▶ [Given problem]:
Copy out everything from the start of the records down to the line that contains "awake-segment [326, 435, 332, 480]", including that line.

(Records from a dataset)
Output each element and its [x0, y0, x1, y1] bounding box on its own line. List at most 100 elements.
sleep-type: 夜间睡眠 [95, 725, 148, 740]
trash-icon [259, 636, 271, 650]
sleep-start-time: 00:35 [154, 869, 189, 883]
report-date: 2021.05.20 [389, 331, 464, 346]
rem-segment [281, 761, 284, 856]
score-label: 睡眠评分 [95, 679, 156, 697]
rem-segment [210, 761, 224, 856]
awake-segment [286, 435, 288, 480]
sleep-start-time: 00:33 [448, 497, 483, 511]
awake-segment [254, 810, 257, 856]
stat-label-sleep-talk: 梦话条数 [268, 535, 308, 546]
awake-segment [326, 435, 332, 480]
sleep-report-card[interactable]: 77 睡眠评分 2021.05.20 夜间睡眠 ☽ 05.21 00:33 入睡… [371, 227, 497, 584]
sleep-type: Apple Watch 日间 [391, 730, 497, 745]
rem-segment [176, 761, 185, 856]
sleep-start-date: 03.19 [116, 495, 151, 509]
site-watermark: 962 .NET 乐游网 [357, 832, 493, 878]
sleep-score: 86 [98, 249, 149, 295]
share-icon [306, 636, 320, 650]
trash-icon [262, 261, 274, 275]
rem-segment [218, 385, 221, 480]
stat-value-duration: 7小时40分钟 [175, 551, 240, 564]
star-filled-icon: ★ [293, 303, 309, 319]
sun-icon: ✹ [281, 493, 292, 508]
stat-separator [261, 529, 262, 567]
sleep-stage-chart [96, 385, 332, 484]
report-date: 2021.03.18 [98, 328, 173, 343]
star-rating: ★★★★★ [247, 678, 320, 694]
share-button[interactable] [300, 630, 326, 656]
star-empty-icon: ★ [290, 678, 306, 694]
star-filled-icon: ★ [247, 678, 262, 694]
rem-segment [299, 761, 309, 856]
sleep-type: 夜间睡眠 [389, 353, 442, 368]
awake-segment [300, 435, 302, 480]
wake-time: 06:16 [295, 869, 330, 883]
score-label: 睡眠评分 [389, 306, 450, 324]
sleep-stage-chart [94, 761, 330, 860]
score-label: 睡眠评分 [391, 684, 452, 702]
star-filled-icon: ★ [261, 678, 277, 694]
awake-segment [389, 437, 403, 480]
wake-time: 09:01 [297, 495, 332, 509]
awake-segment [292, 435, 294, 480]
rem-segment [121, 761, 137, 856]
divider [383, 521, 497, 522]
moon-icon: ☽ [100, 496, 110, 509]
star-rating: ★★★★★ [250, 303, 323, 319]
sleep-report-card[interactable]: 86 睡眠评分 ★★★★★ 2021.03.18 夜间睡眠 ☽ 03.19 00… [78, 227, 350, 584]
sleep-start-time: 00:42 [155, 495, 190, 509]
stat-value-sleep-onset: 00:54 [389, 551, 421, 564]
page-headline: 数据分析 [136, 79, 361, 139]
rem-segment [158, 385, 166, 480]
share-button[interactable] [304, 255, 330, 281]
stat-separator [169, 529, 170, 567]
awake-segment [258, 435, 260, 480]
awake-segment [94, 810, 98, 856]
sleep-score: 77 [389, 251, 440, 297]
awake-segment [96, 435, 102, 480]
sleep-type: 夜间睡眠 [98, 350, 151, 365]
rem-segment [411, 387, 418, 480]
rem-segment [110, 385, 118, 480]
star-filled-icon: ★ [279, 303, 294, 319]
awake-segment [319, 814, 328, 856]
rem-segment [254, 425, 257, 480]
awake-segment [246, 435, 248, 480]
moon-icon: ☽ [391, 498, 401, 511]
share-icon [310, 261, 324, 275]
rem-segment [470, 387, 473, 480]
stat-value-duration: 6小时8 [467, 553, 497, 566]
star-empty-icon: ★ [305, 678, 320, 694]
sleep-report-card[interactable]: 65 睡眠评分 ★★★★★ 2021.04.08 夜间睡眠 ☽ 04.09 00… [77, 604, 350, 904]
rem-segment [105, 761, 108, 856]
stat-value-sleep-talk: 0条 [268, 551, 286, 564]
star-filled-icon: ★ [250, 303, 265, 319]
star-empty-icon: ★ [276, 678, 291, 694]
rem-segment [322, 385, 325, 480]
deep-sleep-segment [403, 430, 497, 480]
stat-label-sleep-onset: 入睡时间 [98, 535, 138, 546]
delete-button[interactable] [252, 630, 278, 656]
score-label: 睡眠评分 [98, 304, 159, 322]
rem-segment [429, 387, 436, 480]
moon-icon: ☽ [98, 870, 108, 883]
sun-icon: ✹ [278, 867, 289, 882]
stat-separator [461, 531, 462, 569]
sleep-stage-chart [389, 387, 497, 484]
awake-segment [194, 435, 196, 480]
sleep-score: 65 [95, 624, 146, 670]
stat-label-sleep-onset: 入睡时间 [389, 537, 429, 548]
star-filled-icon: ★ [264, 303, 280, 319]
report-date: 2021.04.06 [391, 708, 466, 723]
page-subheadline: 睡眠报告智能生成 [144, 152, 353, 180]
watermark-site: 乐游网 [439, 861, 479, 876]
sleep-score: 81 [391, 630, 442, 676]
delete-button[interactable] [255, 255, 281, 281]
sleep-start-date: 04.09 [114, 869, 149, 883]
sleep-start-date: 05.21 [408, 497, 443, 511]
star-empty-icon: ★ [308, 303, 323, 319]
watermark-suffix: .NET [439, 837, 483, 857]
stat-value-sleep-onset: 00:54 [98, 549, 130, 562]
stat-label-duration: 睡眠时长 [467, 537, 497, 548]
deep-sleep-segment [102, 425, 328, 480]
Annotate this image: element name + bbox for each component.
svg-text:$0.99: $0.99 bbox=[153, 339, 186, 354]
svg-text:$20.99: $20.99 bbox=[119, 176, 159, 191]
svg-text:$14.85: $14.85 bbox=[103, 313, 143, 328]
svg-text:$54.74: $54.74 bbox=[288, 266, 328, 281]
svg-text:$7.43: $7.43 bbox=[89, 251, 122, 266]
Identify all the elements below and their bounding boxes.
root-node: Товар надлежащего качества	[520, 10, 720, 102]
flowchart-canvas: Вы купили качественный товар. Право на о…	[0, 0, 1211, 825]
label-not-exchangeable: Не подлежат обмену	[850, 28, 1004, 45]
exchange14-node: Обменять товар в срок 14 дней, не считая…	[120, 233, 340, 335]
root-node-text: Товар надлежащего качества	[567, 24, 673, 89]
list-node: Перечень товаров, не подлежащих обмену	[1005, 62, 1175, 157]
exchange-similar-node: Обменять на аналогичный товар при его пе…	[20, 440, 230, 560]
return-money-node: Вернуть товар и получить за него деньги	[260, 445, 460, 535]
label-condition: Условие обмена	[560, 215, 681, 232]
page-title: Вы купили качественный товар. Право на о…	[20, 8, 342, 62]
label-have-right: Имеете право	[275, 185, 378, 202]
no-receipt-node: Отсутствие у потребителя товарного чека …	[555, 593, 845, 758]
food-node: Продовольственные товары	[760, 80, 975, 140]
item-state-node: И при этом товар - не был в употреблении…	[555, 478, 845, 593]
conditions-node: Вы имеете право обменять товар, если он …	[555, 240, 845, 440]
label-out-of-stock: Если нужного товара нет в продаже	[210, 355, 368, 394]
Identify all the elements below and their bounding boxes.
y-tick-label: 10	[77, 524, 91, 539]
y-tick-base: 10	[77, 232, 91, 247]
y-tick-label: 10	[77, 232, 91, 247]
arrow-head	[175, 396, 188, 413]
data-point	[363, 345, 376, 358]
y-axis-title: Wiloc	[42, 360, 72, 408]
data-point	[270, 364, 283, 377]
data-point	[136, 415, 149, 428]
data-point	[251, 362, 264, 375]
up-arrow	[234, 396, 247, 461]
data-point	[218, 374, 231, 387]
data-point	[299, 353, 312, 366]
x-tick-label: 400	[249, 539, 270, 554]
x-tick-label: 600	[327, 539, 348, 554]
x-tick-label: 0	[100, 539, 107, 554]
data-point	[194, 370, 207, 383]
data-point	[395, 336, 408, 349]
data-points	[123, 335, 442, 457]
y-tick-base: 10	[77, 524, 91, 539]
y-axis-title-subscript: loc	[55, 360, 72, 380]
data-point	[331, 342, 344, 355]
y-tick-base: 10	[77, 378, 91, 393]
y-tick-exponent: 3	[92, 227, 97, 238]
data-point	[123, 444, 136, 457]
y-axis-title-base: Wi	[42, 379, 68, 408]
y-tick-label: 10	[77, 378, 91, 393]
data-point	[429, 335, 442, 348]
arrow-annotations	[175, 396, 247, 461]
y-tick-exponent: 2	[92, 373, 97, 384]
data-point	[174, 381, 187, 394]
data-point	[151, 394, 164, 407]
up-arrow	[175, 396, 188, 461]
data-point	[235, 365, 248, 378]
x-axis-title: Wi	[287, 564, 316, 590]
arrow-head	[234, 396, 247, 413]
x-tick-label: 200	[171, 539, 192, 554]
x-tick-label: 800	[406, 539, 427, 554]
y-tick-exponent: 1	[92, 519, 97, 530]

▶ [Answer to the task]:
Output each element and its [x0, y0, x1, y1] bounding box on its own line. List at most 100 elements.
sleep-type: 夜间睡眠 [95, 725, 148, 740]
trash-icon [259, 636, 271, 650]
sleep-start-time: 00:35 [154, 869, 189, 883]
report-date: 2021.05.20 [389, 331, 464, 346]
rem-segment [281, 761, 284, 856]
score-label: 睡眠评分 [95, 679, 156, 697]
rem-segment [210, 761, 224, 856]
awake-segment [286, 435, 288, 480]
sleep-start-time: 00:33 [448, 497, 483, 511]
awake-segment [254, 810, 257, 856]
stat-label-sleep-talk: 梦话条数 [268, 535, 308, 546]
awake-segment [326, 435, 332, 480]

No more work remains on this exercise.